Return the number of lines holding "panel", with nothing added.

-.-.-

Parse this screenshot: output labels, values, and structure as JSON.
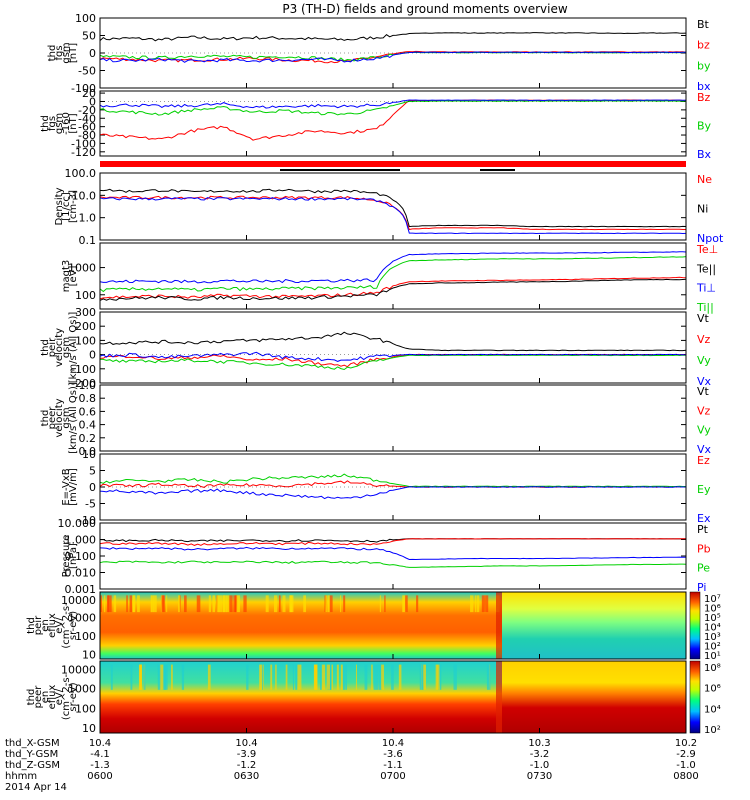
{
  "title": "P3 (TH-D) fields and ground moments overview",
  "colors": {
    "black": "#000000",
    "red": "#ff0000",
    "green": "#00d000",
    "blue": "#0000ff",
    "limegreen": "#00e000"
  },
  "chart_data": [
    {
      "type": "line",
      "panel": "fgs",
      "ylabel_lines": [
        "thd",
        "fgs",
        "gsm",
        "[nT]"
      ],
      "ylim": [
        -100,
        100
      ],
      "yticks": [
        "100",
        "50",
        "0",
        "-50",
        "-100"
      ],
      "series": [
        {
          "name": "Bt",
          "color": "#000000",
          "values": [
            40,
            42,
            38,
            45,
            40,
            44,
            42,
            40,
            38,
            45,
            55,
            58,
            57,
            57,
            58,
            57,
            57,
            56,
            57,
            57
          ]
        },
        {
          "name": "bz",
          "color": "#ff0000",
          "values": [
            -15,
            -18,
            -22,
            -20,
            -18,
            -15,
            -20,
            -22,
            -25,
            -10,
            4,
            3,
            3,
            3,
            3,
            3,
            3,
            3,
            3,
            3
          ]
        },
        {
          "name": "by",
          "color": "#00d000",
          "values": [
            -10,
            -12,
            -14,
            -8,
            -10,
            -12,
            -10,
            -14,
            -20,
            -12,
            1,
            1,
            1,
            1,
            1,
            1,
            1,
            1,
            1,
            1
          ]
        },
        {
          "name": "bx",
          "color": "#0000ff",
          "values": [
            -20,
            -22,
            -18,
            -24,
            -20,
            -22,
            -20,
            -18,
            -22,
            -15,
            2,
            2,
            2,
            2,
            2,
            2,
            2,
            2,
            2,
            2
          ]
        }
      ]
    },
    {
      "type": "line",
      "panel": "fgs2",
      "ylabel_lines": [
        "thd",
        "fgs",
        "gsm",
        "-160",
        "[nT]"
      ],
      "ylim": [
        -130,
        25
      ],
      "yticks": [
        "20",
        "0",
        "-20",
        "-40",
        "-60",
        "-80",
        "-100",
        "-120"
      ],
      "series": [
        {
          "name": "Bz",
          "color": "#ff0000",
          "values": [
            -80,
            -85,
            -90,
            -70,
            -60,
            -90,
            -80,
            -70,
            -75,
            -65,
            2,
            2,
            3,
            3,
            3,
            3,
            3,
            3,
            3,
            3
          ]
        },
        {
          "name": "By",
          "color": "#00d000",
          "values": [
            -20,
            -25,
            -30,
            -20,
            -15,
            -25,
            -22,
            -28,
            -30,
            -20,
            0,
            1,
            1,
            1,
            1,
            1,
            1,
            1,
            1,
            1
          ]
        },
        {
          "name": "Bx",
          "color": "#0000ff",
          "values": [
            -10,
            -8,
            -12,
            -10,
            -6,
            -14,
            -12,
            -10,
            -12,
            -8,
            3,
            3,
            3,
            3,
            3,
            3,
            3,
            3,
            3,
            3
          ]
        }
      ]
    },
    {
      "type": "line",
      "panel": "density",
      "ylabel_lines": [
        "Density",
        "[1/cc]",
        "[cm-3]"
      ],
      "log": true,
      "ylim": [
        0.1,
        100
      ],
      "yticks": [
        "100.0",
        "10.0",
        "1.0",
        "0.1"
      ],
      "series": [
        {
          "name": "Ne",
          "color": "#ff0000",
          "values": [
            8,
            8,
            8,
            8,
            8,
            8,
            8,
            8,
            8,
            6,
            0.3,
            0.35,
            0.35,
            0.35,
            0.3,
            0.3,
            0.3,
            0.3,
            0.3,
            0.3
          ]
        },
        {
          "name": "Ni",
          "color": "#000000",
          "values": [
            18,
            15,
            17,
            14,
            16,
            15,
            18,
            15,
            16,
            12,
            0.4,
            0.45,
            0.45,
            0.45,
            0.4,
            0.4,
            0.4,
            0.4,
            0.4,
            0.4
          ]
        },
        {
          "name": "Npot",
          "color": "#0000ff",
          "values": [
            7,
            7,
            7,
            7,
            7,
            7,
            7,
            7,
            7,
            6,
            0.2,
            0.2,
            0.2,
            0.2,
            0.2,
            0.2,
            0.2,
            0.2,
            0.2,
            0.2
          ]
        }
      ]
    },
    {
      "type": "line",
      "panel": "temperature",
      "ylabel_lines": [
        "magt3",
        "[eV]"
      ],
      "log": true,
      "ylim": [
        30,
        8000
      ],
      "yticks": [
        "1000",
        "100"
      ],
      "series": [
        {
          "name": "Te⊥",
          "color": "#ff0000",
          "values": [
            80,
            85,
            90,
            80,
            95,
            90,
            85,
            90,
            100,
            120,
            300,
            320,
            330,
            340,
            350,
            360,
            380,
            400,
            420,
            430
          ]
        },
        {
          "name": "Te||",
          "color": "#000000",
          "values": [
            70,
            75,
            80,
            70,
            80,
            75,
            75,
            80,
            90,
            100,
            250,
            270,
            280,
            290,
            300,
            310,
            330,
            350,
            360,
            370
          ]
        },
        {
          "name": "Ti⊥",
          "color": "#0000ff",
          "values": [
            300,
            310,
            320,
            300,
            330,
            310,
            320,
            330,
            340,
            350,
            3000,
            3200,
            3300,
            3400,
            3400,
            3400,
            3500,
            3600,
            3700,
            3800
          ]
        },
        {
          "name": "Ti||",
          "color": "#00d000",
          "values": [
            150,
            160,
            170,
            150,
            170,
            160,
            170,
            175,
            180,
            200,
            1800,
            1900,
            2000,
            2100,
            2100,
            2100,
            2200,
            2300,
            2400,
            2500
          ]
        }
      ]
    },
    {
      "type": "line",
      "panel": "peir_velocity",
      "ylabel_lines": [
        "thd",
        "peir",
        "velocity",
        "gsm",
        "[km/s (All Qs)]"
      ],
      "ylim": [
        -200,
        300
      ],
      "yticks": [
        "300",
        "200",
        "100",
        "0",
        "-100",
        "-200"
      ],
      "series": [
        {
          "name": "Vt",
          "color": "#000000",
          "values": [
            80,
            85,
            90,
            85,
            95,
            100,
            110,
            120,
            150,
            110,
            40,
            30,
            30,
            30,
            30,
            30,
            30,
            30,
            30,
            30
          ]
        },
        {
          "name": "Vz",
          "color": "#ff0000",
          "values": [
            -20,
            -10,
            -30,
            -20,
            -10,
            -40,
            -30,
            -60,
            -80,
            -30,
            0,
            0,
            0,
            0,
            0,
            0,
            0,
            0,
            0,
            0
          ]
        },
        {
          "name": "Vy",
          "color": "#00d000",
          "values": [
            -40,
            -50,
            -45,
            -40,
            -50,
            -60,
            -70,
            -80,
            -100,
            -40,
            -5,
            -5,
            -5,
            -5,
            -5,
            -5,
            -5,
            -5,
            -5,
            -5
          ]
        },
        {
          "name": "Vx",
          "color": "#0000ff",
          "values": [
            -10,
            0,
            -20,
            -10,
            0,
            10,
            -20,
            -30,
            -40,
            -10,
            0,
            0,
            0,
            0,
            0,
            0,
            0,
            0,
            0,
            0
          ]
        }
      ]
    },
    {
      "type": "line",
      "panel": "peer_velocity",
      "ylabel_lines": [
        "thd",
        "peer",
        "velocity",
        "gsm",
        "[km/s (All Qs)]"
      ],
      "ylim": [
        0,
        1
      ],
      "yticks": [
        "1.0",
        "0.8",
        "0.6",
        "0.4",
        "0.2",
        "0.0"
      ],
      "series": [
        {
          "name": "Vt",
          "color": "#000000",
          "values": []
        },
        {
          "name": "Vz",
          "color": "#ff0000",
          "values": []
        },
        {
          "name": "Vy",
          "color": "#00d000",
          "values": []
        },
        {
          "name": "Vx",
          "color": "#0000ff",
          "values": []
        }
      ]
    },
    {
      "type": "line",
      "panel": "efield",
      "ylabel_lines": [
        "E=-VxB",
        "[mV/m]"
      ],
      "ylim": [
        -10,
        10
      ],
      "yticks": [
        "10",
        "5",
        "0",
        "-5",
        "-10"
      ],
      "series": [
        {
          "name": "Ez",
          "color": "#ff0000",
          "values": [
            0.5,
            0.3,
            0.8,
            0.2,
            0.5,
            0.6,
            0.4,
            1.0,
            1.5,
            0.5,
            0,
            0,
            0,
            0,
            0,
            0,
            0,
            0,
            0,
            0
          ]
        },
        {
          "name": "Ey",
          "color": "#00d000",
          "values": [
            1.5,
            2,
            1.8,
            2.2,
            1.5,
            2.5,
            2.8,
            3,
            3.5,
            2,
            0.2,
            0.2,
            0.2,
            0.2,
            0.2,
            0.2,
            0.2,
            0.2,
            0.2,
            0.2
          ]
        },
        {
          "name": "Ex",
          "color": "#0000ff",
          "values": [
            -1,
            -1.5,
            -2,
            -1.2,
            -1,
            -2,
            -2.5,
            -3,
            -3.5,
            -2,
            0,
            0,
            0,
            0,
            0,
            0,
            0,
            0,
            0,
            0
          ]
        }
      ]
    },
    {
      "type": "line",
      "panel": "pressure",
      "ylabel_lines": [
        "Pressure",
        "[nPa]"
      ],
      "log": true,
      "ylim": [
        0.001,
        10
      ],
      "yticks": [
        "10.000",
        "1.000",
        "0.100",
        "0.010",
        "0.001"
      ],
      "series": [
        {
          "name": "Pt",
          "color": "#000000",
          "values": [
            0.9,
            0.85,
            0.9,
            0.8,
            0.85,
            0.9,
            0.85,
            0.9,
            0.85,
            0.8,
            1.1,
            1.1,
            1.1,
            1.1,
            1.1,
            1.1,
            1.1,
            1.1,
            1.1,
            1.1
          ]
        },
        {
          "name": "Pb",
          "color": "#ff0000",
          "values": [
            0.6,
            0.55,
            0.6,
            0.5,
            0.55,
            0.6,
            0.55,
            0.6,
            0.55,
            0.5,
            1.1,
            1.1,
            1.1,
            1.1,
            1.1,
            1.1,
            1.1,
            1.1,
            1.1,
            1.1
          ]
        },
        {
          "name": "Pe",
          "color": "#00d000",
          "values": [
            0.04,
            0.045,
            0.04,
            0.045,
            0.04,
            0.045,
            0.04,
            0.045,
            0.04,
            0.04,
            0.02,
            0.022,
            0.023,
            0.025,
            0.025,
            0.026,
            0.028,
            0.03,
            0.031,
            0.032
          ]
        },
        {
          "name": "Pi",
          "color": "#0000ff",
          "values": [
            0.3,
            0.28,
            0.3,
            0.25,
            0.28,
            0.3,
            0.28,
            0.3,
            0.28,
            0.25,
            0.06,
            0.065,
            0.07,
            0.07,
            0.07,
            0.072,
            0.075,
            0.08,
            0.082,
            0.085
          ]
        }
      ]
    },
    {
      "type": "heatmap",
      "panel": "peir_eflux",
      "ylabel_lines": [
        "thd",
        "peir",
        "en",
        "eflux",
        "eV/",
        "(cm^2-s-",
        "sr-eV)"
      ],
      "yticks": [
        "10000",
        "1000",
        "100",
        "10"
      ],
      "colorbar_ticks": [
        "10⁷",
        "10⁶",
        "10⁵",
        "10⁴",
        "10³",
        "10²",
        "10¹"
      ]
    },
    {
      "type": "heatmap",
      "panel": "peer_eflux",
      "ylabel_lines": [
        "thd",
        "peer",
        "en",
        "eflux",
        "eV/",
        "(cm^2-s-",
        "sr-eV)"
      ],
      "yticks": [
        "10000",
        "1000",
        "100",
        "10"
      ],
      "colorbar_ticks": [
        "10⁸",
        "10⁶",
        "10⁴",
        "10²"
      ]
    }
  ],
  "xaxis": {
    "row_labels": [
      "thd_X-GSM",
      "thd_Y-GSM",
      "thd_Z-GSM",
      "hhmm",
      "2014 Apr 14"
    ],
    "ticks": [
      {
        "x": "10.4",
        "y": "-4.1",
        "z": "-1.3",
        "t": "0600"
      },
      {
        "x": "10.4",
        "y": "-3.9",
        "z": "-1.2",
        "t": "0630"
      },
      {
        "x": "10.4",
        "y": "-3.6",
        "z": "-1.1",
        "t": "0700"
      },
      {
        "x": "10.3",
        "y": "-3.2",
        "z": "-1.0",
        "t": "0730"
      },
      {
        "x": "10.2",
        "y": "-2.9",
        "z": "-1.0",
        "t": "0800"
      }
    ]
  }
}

-.-.-

FINISHED ANSWER =>
10